> Provided information
---*---
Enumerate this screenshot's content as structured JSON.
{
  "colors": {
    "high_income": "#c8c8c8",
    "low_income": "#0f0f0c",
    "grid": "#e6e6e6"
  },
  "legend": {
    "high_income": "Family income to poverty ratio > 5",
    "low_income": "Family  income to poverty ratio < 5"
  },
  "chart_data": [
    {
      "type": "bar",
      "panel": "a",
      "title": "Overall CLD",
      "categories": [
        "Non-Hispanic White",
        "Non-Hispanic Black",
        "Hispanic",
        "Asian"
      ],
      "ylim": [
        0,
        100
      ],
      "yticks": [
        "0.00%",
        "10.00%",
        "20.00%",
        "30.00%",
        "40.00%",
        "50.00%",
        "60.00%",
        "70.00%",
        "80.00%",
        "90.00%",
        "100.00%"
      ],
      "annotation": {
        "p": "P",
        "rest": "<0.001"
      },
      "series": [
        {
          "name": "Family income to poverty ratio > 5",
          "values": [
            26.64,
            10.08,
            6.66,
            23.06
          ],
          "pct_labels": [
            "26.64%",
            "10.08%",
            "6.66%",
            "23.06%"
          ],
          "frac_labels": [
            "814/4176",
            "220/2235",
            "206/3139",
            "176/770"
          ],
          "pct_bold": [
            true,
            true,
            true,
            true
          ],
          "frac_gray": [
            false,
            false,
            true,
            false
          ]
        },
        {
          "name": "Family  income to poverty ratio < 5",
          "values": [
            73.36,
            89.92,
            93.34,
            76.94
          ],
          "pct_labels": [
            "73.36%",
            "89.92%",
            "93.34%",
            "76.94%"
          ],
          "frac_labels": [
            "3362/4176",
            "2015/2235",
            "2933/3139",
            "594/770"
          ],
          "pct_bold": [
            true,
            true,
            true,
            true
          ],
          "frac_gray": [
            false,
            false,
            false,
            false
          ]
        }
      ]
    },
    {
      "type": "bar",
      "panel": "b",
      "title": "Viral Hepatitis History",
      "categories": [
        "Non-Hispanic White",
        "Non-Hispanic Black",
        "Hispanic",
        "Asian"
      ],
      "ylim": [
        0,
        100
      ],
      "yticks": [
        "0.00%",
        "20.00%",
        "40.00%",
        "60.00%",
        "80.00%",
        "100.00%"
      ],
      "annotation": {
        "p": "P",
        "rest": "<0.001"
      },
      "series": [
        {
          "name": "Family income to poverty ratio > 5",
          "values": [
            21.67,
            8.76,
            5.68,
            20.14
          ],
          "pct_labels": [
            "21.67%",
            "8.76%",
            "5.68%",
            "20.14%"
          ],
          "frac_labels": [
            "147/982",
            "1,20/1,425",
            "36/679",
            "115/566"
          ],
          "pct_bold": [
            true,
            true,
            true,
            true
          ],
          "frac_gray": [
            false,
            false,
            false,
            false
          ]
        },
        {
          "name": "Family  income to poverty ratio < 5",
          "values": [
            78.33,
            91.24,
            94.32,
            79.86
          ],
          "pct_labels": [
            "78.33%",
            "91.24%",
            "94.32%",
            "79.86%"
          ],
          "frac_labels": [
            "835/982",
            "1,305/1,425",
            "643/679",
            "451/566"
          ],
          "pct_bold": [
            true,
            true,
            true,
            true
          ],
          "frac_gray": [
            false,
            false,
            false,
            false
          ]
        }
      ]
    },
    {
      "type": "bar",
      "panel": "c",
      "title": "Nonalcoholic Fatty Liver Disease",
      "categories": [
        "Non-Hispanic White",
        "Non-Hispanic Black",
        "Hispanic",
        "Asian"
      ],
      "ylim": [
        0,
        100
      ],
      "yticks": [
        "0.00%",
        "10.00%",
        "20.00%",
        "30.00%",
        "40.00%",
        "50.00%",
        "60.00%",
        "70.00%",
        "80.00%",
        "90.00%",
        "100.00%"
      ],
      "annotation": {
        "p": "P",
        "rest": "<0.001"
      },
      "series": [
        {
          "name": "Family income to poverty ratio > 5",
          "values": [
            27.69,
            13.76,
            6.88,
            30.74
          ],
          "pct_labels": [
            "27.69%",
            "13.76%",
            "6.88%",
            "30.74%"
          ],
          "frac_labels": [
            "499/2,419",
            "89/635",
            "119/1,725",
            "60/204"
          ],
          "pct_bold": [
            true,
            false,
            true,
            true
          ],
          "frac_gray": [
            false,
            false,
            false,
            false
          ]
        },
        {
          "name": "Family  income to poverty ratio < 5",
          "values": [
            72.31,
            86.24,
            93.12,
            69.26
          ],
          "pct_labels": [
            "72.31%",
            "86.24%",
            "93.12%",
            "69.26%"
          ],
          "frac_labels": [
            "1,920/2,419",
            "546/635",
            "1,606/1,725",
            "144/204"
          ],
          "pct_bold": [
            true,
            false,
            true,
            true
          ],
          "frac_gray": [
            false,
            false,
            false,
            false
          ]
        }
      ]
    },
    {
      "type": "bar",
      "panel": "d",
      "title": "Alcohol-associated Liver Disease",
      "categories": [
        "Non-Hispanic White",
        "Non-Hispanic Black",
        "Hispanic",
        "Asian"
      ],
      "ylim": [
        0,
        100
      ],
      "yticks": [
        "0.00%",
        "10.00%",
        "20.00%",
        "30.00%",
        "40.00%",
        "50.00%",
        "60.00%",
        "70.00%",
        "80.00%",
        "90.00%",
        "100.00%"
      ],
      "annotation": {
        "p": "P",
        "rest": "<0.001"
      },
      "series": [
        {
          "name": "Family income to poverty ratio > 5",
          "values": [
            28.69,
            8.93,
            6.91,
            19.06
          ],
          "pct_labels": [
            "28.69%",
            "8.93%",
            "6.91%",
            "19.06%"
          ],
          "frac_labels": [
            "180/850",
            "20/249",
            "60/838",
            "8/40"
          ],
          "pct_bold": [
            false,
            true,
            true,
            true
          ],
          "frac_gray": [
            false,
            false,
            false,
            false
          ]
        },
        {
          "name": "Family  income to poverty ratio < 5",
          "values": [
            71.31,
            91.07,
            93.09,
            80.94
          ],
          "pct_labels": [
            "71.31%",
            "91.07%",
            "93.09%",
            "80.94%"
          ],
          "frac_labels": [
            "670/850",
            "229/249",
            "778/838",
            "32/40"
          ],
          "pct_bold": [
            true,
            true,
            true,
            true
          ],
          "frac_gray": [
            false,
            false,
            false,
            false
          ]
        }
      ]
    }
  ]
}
---*---
> Your objective
Write out every line in the data that holds the string "Liver".

> Answer section
      "title": "Nonalcoholic Fatty Liver Disease",
      "title": "Alcohol-associated Liver Disease",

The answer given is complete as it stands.